RECORD EXCERPTS »
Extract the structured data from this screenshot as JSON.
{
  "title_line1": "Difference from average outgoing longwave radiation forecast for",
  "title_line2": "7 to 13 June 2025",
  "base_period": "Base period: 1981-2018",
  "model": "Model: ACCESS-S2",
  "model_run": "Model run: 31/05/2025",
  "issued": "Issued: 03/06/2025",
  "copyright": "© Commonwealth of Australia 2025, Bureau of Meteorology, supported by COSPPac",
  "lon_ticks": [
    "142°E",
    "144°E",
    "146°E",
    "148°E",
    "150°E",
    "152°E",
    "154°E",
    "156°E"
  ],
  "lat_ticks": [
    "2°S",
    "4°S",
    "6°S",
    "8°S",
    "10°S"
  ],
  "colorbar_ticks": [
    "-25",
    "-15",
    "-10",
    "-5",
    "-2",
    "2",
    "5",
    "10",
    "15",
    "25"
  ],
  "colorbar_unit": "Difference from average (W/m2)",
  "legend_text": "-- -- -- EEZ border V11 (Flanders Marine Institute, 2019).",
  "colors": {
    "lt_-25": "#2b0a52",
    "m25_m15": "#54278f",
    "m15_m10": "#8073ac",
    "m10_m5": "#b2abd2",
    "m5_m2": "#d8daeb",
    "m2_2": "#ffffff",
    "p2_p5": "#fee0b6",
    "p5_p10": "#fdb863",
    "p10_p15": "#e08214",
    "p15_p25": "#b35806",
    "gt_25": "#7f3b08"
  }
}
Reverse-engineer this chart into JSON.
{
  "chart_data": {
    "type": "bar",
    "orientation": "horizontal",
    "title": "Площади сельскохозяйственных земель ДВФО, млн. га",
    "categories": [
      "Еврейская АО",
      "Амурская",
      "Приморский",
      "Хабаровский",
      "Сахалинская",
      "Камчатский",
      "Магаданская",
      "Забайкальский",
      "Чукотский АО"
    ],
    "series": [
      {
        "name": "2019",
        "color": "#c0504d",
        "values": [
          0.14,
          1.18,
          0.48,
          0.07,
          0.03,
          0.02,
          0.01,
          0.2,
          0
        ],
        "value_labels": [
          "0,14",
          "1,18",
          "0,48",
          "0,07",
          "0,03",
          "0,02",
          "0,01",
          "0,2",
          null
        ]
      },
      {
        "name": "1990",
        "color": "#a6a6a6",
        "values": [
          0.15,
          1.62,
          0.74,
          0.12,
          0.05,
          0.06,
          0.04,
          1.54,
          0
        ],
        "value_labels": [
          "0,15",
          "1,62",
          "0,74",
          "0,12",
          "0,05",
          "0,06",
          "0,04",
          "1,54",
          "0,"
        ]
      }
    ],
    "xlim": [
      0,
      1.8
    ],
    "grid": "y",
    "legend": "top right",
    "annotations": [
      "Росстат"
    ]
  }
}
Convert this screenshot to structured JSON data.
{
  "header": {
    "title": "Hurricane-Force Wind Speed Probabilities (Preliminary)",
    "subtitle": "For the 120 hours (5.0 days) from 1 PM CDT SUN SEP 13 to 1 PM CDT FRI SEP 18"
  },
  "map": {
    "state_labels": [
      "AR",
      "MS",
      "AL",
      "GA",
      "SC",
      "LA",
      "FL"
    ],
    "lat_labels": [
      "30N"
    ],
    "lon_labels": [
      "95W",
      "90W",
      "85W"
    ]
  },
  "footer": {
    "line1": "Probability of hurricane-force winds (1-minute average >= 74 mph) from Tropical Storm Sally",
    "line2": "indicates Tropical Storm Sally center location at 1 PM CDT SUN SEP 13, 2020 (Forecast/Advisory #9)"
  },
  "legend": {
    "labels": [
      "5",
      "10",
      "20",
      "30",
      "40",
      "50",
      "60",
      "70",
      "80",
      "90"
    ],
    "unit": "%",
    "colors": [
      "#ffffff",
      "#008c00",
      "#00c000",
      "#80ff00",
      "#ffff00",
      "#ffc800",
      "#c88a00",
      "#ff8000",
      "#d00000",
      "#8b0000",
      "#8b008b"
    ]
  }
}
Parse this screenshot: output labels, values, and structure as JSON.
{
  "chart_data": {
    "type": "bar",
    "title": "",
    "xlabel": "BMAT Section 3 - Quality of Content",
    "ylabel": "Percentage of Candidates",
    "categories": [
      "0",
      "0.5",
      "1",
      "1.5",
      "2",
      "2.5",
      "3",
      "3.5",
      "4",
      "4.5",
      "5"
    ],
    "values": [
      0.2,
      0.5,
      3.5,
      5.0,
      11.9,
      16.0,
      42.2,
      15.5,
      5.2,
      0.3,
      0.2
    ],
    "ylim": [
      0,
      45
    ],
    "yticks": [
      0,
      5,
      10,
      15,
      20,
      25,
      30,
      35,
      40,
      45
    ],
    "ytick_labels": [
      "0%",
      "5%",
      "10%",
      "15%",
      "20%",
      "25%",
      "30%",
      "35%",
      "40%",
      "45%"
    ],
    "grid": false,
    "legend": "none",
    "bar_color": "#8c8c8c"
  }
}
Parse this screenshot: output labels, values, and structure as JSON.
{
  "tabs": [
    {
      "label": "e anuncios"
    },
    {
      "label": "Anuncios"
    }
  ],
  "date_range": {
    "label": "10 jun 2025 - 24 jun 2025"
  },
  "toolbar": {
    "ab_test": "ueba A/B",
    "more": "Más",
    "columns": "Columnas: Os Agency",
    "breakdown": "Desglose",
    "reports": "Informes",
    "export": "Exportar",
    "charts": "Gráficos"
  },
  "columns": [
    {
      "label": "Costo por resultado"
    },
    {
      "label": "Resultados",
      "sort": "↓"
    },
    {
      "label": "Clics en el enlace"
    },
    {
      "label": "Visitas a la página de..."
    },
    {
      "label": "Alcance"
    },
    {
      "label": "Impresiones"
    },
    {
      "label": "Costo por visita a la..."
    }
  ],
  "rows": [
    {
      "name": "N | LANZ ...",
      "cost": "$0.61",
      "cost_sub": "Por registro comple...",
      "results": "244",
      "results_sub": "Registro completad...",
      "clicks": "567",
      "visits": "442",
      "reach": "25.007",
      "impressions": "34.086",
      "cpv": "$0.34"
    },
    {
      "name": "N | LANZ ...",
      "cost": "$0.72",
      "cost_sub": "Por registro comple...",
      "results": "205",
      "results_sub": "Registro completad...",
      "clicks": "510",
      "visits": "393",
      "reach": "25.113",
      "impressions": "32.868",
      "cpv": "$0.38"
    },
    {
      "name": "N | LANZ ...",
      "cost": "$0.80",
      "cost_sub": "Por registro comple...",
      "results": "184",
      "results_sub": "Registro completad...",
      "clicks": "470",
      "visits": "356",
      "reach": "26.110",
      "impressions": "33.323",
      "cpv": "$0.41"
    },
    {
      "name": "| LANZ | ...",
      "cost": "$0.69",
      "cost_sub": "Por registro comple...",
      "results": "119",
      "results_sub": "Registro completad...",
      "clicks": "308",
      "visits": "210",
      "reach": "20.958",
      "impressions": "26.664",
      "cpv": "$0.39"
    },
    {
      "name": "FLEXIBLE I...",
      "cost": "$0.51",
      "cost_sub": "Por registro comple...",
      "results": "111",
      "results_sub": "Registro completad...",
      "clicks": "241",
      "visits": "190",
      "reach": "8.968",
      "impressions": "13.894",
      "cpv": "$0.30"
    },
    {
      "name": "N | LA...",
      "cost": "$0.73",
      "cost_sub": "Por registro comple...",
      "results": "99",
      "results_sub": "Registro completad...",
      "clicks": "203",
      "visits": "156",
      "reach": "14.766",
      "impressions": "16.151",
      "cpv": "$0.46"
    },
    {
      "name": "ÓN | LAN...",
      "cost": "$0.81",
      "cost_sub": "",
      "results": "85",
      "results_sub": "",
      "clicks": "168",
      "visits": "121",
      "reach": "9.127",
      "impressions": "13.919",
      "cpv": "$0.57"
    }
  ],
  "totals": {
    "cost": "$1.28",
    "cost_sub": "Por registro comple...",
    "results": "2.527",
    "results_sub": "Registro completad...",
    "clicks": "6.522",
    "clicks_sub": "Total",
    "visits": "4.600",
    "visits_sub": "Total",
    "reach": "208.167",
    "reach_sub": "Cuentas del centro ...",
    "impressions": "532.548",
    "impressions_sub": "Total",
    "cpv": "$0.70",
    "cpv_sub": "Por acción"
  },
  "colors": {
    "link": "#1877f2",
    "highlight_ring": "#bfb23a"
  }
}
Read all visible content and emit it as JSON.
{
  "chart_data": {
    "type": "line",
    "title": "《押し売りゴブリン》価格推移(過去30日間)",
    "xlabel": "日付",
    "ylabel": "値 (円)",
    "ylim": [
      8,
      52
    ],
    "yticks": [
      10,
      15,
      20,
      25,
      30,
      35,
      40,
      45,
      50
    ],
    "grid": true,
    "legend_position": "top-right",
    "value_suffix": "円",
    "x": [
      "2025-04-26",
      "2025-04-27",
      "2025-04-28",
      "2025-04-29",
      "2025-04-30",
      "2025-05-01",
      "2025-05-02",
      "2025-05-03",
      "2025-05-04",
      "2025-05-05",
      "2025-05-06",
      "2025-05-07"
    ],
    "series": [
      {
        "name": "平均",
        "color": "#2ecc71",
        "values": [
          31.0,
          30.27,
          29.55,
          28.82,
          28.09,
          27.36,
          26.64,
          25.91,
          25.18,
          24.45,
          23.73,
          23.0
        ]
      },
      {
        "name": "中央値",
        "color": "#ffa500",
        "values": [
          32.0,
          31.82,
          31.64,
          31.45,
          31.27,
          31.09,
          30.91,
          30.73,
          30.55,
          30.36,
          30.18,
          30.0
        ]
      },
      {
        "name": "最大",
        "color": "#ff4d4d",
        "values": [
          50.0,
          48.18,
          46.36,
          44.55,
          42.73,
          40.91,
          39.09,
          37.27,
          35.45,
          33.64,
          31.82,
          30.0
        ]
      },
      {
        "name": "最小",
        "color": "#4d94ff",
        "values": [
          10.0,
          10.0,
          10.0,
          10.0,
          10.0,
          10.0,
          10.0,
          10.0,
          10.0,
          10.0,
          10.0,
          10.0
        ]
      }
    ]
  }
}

WHAT YOU HAVE TO DO »
From the data above, show each line that contains "Sally".

FULL OUTPUT »
    "line1": "Probability of hurricane-force winds (1-minute average >= 74 mph) from Tropical Storm Sally",
    "line2": "indicates Tropical Storm Sally center location at 1 PM CDT SUN SEP 13, 2020 (Forecast/Advisory #9)"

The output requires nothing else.